▼▼▼
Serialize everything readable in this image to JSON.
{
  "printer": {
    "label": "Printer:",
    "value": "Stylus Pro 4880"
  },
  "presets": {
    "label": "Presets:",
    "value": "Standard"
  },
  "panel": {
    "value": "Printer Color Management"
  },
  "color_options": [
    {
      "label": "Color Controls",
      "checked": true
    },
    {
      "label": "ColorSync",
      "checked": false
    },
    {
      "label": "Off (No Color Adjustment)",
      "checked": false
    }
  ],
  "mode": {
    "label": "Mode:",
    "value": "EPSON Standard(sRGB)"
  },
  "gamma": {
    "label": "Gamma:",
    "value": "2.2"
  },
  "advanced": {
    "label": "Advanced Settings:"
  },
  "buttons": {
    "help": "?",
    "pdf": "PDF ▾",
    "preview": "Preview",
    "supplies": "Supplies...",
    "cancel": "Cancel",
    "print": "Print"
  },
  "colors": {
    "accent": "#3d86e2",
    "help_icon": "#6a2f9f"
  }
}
▲▲▲
▸ **What this task involves**
Output every entry shown above, exactly.

▸ **Answer for this exercise**
Serialize everything readable in this image to JSON.
{
  "printer": {
    "label": "Printer:",
    "value": "Stylus Pro 4880"
  },
  "presets": {
    "label": "Presets:",
    "value": "Standard"
  },
  "panel": {
    "value": "Printer Color Management"
  },
  "color_options": [
    {
      "label": "Color Controls",
      "checked": true
    },
    {
      "label": "ColorSync",
      "checked": false
    },
    {
      "label": "Off (No Color Adjustment)",
      "checked": false
    }
  ],
  "mode": {
    "label": "Mode:",
    "value": "EPSON Standard(sRGB)"
  },
  "gamma": {
    "label": "Gamma:",
    "value": "2.2"
  },
  "advanced": {
    "label": "Advanced Settings:"
  },
  "buttons": {
    "help": "?",
    "pdf": "PDF ▾",
    "preview": "Preview",
    "supplies": "Supplies...",
    "cancel": "Cancel",
    "print": "Print"
  },
  "colors": {
    "accent": "#3d86e2",
    "help_icon": "#6a2f9f"
  }
}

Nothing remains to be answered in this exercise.